RAW DATA

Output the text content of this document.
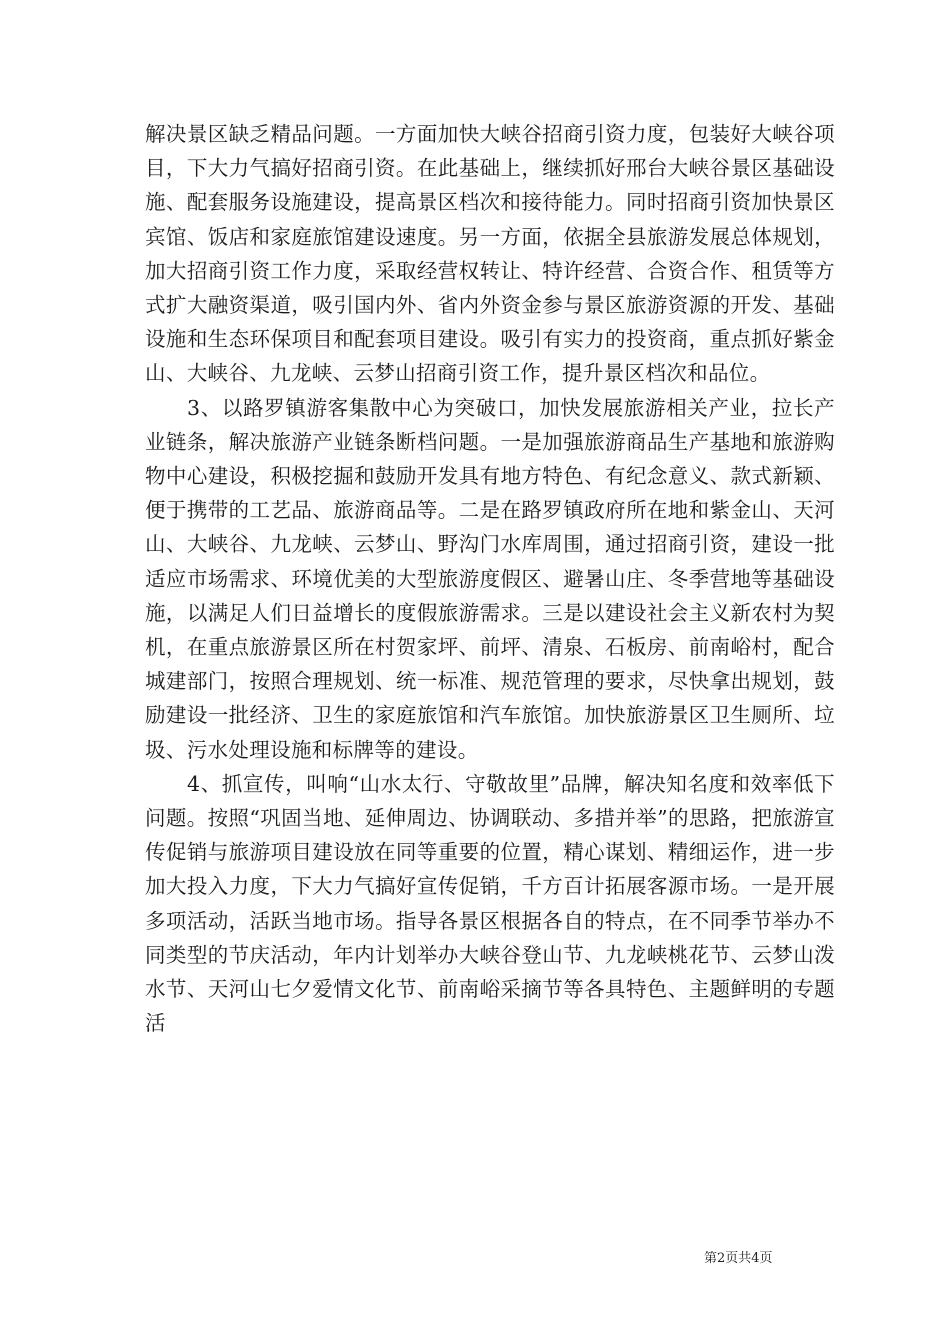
解决景区缺乏精品问题。一方面加快大峡谷招商引资力度，包装好大峡谷项目，下大力气搞好招商引资。在此基础上，继续抓好邢台大峡谷景区基础设施、配套服务设施建设，提高景区档次和接待能力。同时招商引资加快景区宾馆、饭店和家庭旅馆建设速度。另一方面，依据全县旅游发展总体规划，加大招商引资工作力度，采取经营权转让、特许经营、合资合作、租赁等方式扩大融资渠道，吸引国内外、省内外资金参与景区旅游资源的开发、基础设施和生态环保项目和配套项目建设。吸引有实力的投资商，重点抓好紫金山、大峡谷、九龙峡、云梦山招商引资工作，提升景区档次和品位。

3、以路罗镇游客集散中心为突破口，加快发展旅游相关产业，拉长产业链条，解决旅游产业链条断档问题。一是加强旅游商品生产基地和旅游购物中心建设，积极挖掘和鼓励开发具有地方特色、有纪念意义、款式新颖、便于携带的工艺品、旅游商品等。二是在路罗镇政府所在地和紫金山、天河山、大峡谷、九龙峡、云梦山、野沟门水库周围，通过招商引资，建设一批适应市场需求、环境优美的大型旅游度假区、避暑山庄、冬季营地等基础设施，以满足人们日益增长的度假旅游需求。三是以建设社会主义新农村为契机，在重点旅游景区所在村贺家坪、前坪、清泉、石板房、前南峪村，配合城建部门，按照合理规划、统一标准、规范管理的要求，尽快拿出规划，鼓励建设一批经济、卫生的家庭旅馆和汽车旅馆。加快旅游景区卫生厕所、垃圾、污水处理设施和标牌等的建设。

4、抓宣传，叫响“山水太行、守敬故里”品牌，解决知名度和效率低下问题。按照“巩固当地、延伸周边、协调联动、多措并举”的思路，把旅游宣传促销与旅游项目建设放在同等重要的位置，精心谋划、精细运作，进一步加大投入力度，下大力气搞好宣传促销，千方百计拓展客源市场。一是开展多项活动，活跃当地市场。指导各景区根据各自的特点，在不同季节举办不同类型的节庆活动，年内计划举办大峡谷登山节、九龙峡桃花节、云梦山泼水节、天河山七夕爱情文化节、前南峪采摘节等各具特色、主题鲜明的专题活

第2页共4页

EXERCISE DIRECTIONS
Repeat each entry above word for word, leaving every picture out.

SOLUTION TO THE PROBLEM
Output the text content of this document.
解决景区缺乏精品问题。一方面加快大峡谷招商引资力度，包装好大峡谷项目，下大力气搞好招商引资。在此基础上，继续抓好邢台大峡谷景区基础设施、配套服务设施建设，提高景区档次和接待能力。同时招商引资加快景区宾馆、饭店和家庭旅馆建设速度。另一方面，依据全县旅游发展总体规划，加大招商引资工作力度，采取经营权转让、特许经营、合资合作、租赁等方式扩大融资渠道，吸引国内外、省内外资金参与景区旅游资源的开发、基础设施和生态环保项目和配套项目建设。吸引有实力的投资商，重点抓好紫金山、大峡谷、九龙峡、云梦山招商引资工作，提升景区档次和品位。

3、以路罗镇游客集散中心为突破口，加快发展旅游相关产业，拉长产业链条，解决旅游产业链条断档问题。一是加强旅游商品生产基地和旅游购物中心建设，积极挖掘和鼓励开发具有地方特色、有纪念意义、款式新颖、便于携带的工艺品、旅游商品等。二是在路罗镇政府所在地和紫金山、天河山、大峡谷、九龙峡、云梦山、野沟门水库周围，通过招商引资，建设一批适应市场需求、环境优美的大型旅游度假区、避暑山庄、冬季营地等基础设施，以满足人们日益增长的度假旅游需求。三是以建设社会主义新农村为契机，在重点旅游景区所在村贺家坪、前坪、清泉、石板房、前南峪村，配合城建部门，按照合理规划、统一标准、规范管理的要求，尽快拿出规划，鼓励建设一批经济、卫生的家庭旅馆和汽车旅馆。加快旅游景区卫生厕所、垃圾、污水处理设施和标牌等的建设。

4、抓宣传，叫响“山水太行、守敬故里”品牌，解决知名度和效率低下问题。按照“巩固当地、延伸周边、协调联动、多措并举”的思路，把旅游宣传促销与旅游项目建设放在同等重要的位置，精心谋划、精细运作，进一步加大投入力度，下大力气搞好宣传促销，千方百计拓展客源市场。一是开展多项活动，活跃当地市场。指导各景区根据各自的特点，在不同季节举办不同类型的节庆活动，年内计划举办大峡谷登山节、九龙峡桃花节、云梦山泼水节、天河山七夕爱情文化节、前南峪采摘节等各具特色、主题鲜明的专题活

第2页共4页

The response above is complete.